* What you have to do
Gather each line of the entries below that includes "color".

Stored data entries

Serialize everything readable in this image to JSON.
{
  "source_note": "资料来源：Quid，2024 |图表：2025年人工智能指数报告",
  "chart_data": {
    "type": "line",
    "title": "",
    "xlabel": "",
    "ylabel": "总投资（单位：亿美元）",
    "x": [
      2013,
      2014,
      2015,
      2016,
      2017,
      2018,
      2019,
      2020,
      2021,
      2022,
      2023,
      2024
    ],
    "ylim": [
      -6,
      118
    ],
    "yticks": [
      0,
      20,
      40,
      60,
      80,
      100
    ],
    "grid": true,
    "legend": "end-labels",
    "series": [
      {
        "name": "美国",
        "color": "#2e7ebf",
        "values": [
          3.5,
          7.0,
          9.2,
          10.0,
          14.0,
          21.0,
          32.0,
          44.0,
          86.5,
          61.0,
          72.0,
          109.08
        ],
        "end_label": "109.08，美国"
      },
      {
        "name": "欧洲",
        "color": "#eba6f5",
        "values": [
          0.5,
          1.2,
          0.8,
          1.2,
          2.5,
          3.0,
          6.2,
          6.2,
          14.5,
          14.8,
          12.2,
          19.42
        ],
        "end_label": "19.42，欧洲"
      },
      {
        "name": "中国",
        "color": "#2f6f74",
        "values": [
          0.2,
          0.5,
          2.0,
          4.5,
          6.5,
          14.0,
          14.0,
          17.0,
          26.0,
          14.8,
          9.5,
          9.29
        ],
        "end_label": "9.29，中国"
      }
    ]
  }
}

* Reply
        "color": "#2e7ebf",
        "color": "#eba6f5",
        "color": "#2f6f74",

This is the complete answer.